Records provided »

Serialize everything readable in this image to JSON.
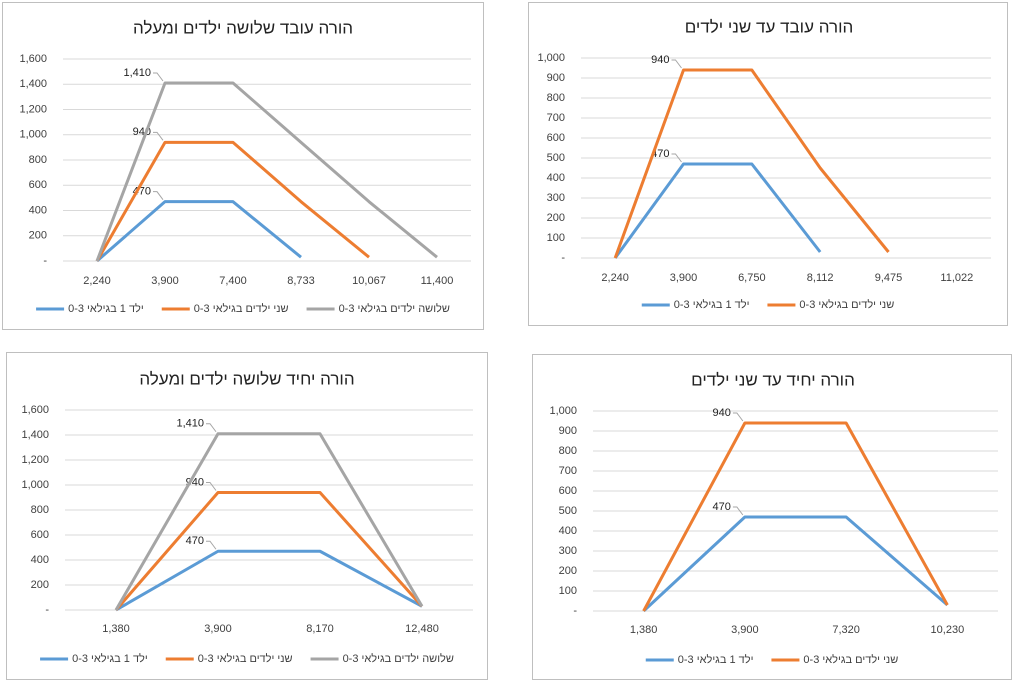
{
  "chart_data": [
    {
      "type": "line",
      "title": "הורה עובד שלושה ילדים ומעלה",
      "categories": [
        "2,240",
        "3,900",
        "7,400",
        "8,733",
        "10,067",
        "11,400"
      ],
      "series": [
        {
          "name": "ילד 1 בגילאי 0-3",
          "color": "#5b9bd5",
          "values": [
            0,
            470,
            470,
            30,
            null,
            null
          ],
          "value_labels": [
            null,
            "470",
            null,
            null,
            null,
            null
          ]
        },
        {
          "name": "שני ילדים בגילאי 0-3",
          "color": "#ed7d31",
          "values": [
            0,
            940,
            940,
            470,
            30,
            null
          ],
          "value_labels": [
            null,
            "940",
            null,
            null,
            null,
            null
          ]
        },
        {
          "name": "שלושה ילדים בגילאי 0-3",
          "color": "#a5a5a5",
          "values": [
            0,
            1410,
            1410,
            940,
            470,
            30
          ],
          "value_labels": [
            null,
            "1,410",
            null,
            null,
            null,
            null
          ]
        }
      ],
      "ylim": [
        0,
        1600
      ],
      "yticks": [
        {
          "value": 0,
          "label": "-"
        },
        200,
        400,
        600,
        800,
        {
          "value": 1000,
          "label": "1,000"
        },
        {
          "value": 1200,
          "label": "1,200"
        },
        {
          "value": 1400,
          "label": "1,400"
        },
        {
          "value": 1600,
          "label": "1,600"
        }
      ],
      "grid": true,
      "legend": "bottom"
    },
    {
      "type": "line",
      "title": "הורה עובד עד שני ילדים",
      "categories": [
        "2,240",
        "3,900",
        "6,750",
        "8,112",
        "9,475",
        "11,022"
      ],
      "series": [
        {
          "name": "ילד 1 בגילאי 0-3",
          "color": "#5b9bd5",
          "values": [
            0,
            470,
            470,
            30,
            null,
            null
          ],
          "value_labels": [
            null,
            "470",
            null,
            null,
            null,
            null
          ]
        },
        {
          "name": "שני ילדים בגילאי 0-3",
          "color": "#ed7d31",
          "values": [
            0,
            940,
            940,
            450,
            30,
            null
          ],
          "value_labels": [
            null,
            "940",
            null,
            null,
            null,
            null
          ]
        }
      ],
      "ylim": [
        0,
        1000
      ],
      "yticks": [
        {
          "value": 0,
          "label": "-"
        },
        100,
        200,
        300,
        400,
        500,
        600,
        700,
        800,
        900,
        {
          "value": 1000,
          "label": "1,000"
        }
      ],
      "grid": true,
      "legend": "bottom"
    },
    {
      "type": "line",
      "title": "הורה יחיד שלושה ילדים ומעלה",
      "categories": [
        "1,380",
        "3,900",
        "8,170",
        "12,480"
      ],
      "series": [
        {
          "name": "ילד 1 בגילאי 0-3",
          "color": "#5b9bd5",
          "values": [
            0,
            470,
            470,
            30
          ],
          "value_labels": [
            null,
            "470",
            null,
            null
          ]
        },
        {
          "name": "שני ילדים בגילאי 0-3",
          "color": "#ed7d31",
          "values": [
            0,
            940,
            940,
            30
          ],
          "value_labels": [
            null,
            "940",
            null,
            null
          ]
        },
        {
          "name": "שלושה ילדים בגילאי 0-3",
          "color": "#a5a5a5",
          "values": [
            0,
            1410,
            1410,
            30
          ],
          "value_labels": [
            null,
            "1,410",
            null,
            null
          ]
        }
      ],
      "ylim": [
        0,
        1600
      ],
      "yticks": [
        {
          "value": 0,
          "label": "-"
        },
        200,
        400,
        600,
        800,
        {
          "value": 1000,
          "label": "1,000"
        },
        {
          "value": 1200,
          "label": "1,200"
        },
        {
          "value": 1400,
          "label": "1,400"
        },
        {
          "value": 1600,
          "label": "1,600"
        }
      ],
      "grid": true,
      "legend": "bottom"
    },
    {
      "type": "line",
      "title": "הורה יחיד עד שני ילדים",
      "categories": [
        "1,380",
        "3,900",
        "7,320",
        "10,230"
      ],
      "series": [
        {
          "name": "ילד 1 בגילאי 0-3",
          "color": "#5b9bd5",
          "values": [
            0,
            470,
            470,
            30
          ],
          "value_labels": [
            null,
            "470",
            null,
            null
          ]
        },
        {
          "name": "שני ילדים בגילאי 0-3",
          "color": "#ed7d31",
          "values": [
            0,
            940,
            940,
            30
          ],
          "value_labels": [
            null,
            "940",
            null,
            null
          ]
        }
      ],
      "ylim": [
        0,
        1000
      ],
      "yticks": [
        {
          "value": 0,
          "label": "-"
        },
        100,
        200,
        300,
        400,
        500,
        600,
        700,
        800,
        900,
        {
          "value": 1000,
          "label": "1,000"
        }
      ],
      "grid": true,
      "legend": "bottom"
    }
  ]
}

What to work on » Copy out each line of the data containing the string "title".

Solution »
      "title": "הורה עובד שלושה ילדים ומעלה",
      "title": "הורה עובד עד שני ילדים",
      "title": "הורה יחיד שלושה ילדים ומעלה",
      "title": "הורה יחיד עד שני ילדים",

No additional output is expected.